### [The task]
Please state how many lines below include the word "name"; the reply should be the number only.

......

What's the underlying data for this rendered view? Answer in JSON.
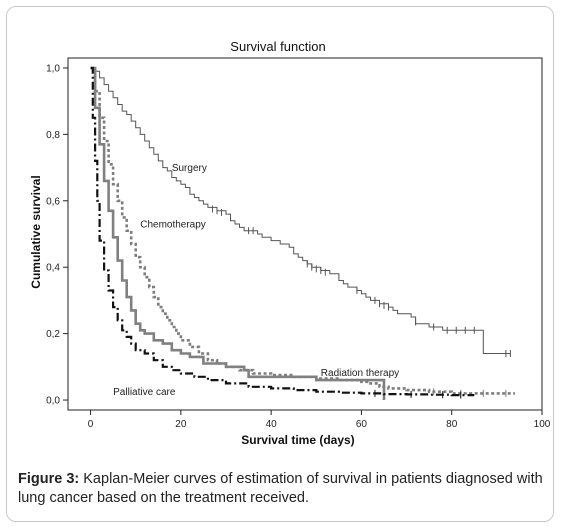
{
  "caption": {
    "label": "Figure 3:",
    "text": "Kaplan-Meier curves of estimation of survival in patients diagnosed with lung cancer based on the treatment received."
  },
  "chart_data": {
    "type": "line",
    "title": "Survival function",
    "xlabel": "Survival time (days)",
    "ylabel": "Cumulative survival",
    "xlim": [
      -5,
      100
    ],
    "ylim": [
      -0.03,
      1.03
    ],
    "xticks": [
      0,
      20,
      40,
      60,
      80,
      100
    ],
    "yticks": [
      0.0,
      0.2,
      0.4,
      0.6,
      0.8,
      1.0
    ],
    "yticklabels": [
      "0,0",
      "0,2",
      "0,4",
      "0,6",
      "0,8",
      "1,0"
    ],
    "grid": false,
    "legend": "none",
    "series": [
      {
        "name": "Surgery",
        "color": "#555555",
        "width": 1,
        "dash": "",
        "label_pos": [
          18,
          0.69
        ],
        "points": [
          [
            0,
            1.0
          ],
          [
            1,
            0.99
          ],
          [
            2,
            0.97
          ],
          [
            3,
            0.95
          ],
          [
            4,
            0.93
          ],
          [
            5,
            0.91
          ],
          [
            6,
            0.89
          ],
          [
            7,
            0.87
          ],
          [
            8,
            0.86
          ],
          [
            9,
            0.84
          ],
          [
            10,
            0.82
          ],
          [
            11,
            0.8
          ],
          [
            12,
            0.78
          ],
          [
            13,
            0.76
          ],
          [
            14,
            0.74
          ],
          [
            15,
            0.72
          ],
          [
            16,
            0.7
          ],
          [
            17,
            0.69
          ],
          [
            18,
            0.67
          ],
          [
            19,
            0.66
          ],
          [
            20,
            0.65
          ],
          [
            21,
            0.64
          ],
          [
            22,
            0.62
          ],
          [
            23,
            0.61
          ],
          [
            24,
            0.6
          ],
          [
            25,
            0.59
          ],
          [
            26,
            0.58
          ],
          [
            28,
            0.57
          ],
          [
            30,
            0.56
          ],
          [
            31,
            0.54
          ],
          [
            32,
            0.53
          ],
          [
            33,
            0.52
          ],
          [
            34,
            0.51
          ],
          [
            36,
            0.51
          ],
          [
            37,
            0.5
          ],
          [
            38,
            0.49
          ],
          [
            40,
            0.48
          ],
          [
            42,
            0.47
          ],
          [
            44,
            0.46
          ],
          [
            45,
            0.44
          ],
          [
            46,
            0.43
          ],
          [
            47,
            0.42
          ],
          [
            48,
            0.41
          ],
          [
            49,
            0.4
          ],
          [
            51,
            0.39
          ],
          [
            53,
            0.38
          ],
          [
            55,
            0.36
          ],
          [
            56,
            0.35
          ],
          [
            57,
            0.34
          ],
          [
            59,
            0.33
          ],
          [
            60,
            0.32
          ],
          [
            61,
            0.31
          ],
          [
            62,
            0.3
          ],
          [
            64,
            0.29
          ],
          [
            66,
            0.28
          ],
          [
            67,
            0.27
          ],
          [
            68,
            0.26
          ],
          [
            71,
            0.25
          ],
          [
            72,
            0.23
          ],
          [
            75,
            0.22
          ],
          [
            78,
            0.21
          ],
          [
            87,
            0.21
          ],
          [
            87,
            0.14
          ],
          [
            93,
            0.14
          ]
        ],
        "censored": [
          [
            27,
            0.575
          ],
          [
            28,
            0.57
          ],
          [
            29,
            0.565
          ],
          [
            35,
            0.51
          ],
          [
            36,
            0.51
          ],
          [
            48,
            0.41
          ],
          [
            49,
            0.4
          ],
          [
            50,
            0.395
          ],
          [
            51,
            0.39
          ],
          [
            52,
            0.385
          ],
          [
            59,
            0.33
          ],
          [
            63,
            0.3
          ],
          [
            64,
            0.29
          ],
          [
            65,
            0.285
          ],
          [
            66,
            0.28
          ],
          [
            72,
            0.235
          ],
          [
            76,
            0.22
          ],
          [
            79,
            0.21
          ],
          [
            81,
            0.21
          ],
          [
            83,
            0.21
          ],
          [
            85,
            0.21
          ],
          [
            92,
            0.14
          ],
          [
            93,
            0.14
          ]
        ]
      },
      {
        "name": "Chemotherapy",
        "color": "#7d7d7d",
        "width": 2.6,
        "dash": "3,2.5",
        "label_pos": [
          11,
          0.52
        ],
        "points": [
          [
            0,
            1.0
          ],
          [
            1,
            0.93
          ],
          [
            2,
            0.85
          ],
          [
            3,
            0.78
          ],
          [
            4,
            0.71
          ],
          [
            5,
            0.65
          ],
          [
            6,
            0.6
          ],
          [
            7,
            0.55
          ],
          [
            8,
            0.51
          ],
          [
            9,
            0.47
          ],
          [
            10,
            0.43
          ],
          [
            11,
            0.4
          ],
          [
            12,
            0.37
          ],
          [
            13,
            0.34
          ],
          [
            14,
            0.31
          ],
          [
            15,
            0.28
          ],
          [
            16,
            0.26
          ],
          [
            17,
            0.24
          ],
          [
            18,
            0.22
          ],
          [
            19,
            0.2
          ],
          [
            20,
            0.18
          ],
          [
            22,
            0.16
          ],
          [
            24,
            0.14
          ],
          [
            26,
            0.12
          ],
          [
            28,
            0.11
          ],
          [
            30,
            0.1
          ],
          [
            33,
            0.09
          ],
          [
            36,
            0.08
          ],
          [
            40,
            0.075
          ],
          [
            45,
            0.07
          ],
          [
            50,
            0.065
          ],
          [
            55,
            0.06
          ],
          [
            60,
            0.055
          ],
          [
            62,
            0.05
          ],
          [
            64,
            0.04
          ],
          [
            66,
            0.035
          ],
          [
            70,
            0.03
          ],
          [
            75,
            0.025
          ],
          [
            80,
            0.02
          ],
          [
            85,
            0.02
          ],
          [
            94,
            0.02
          ]
        ],
        "censored": [
          [
            76,
            0.025
          ],
          [
            82,
            0.02
          ],
          [
            87,
            0.02
          ],
          [
            92,
            0.02
          ]
        ]
      },
      {
        "name": "Radiation therapy",
        "color": "#808080",
        "width": 2.6,
        "dash": "",
        "label_pos": [
          51,
          0.072
        ],
        "points": [
          [
            0,
            1.0
          ],
          [
            1,
            0.88
          ],
          [
            2,
            0.77
          ],
          [
            3,
            0.66
          ],
          [
            4,
            0.57
          ],
          [
            5,
            0.49
          ],
          [
            6,
            0.42
          ],
          [
            7,
            0.36
          ],
          [
            8,
            0.31
          ],
          [
            9,
            0.27
          ],
          [
            10,
            0.23
          ],
          [
            11,
            0.21
          ],
          [
            12,
            0.2
          ],
          [
            14,
            0.18
          ],
          [
            16,
            0.17
          ],
          [
            18,
            0.15
          ],
          [
            20,
            0.14
          ],
          [
            22,
            0.13
          ],
          [
            25,
            0.11
          ],
          [
            30,
            0.1
          ],
          [
            34,
            0.09
          ],
          [
            35,
            0.07
          ],
          [
            45,
            0.07
          ],
          [
            50,
            0.06
          ],
          [
            64,
            0.06
          ],
          [
            65,
            0.06
          ],
          [
            65,
            0.0
          ]
        ],
        "censored": []
      },
      {
        "name": "Palliative care",
        "color": "#111111",
        "width": 2.2,
        "dash": "8,3,2,3",
        "label_pos": [
          5,
          0.015
        ],
        "points": [
          [
            0,
            1.0
          ],
          [
            0.5,
            0.85
          ],
          [
            1,
            0.72
          ],
          [
            1.5,
            0.6
          ],
          [
            2,
            0.48
          ],
          [
            3,
            0.39
          ],
          [
            4,
            0.33
          ],
          [
            5,
            0.28
          ],
          [
            6,
            0.24
          ],
          [
            7,
            0.21
          ],
          [
            8,
            0.19
          ],
          [
            9,
            0.17
          ],
          [
            10,
            0.15
          ],
          [
            12,
            0.14
          ],
          [
            14,
            0.12
          ],
          [
            16,
            0.1
          ],
          [
            18,
            0.09
          ],
          [
            20,
            0.08
          ],
          [
            23,
            0.07
          ],
          [
            26,
            0.06
          ],
          [
            30,
            0.05
          ],
          [
            35,
            0.04
          ],
          [
            40,
            0.035
          ],
          [
            45,
            0.03
          ],
          [
            50,
            0.025
          ],
          [
            55,
            0.022
          ],
          [
            60,
            0.02
          ],
          [
            65,
            0.018
          ],
          [
            70,
            0.017
          ],
          [
            75,
            0.016
          ],
          [
            80,
            0.015
          ],
          [
            85,
            0.015
          ]
        ],
        "censored": [
          [
            63,
            0.02
          ],
          [
            71,
            0.017
          ],
          [
            78,
            0.016
          ],
          [
            82,
            0.015
          ]
        ]
      }
    ]
  }
}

......

### [Exercise answer]
4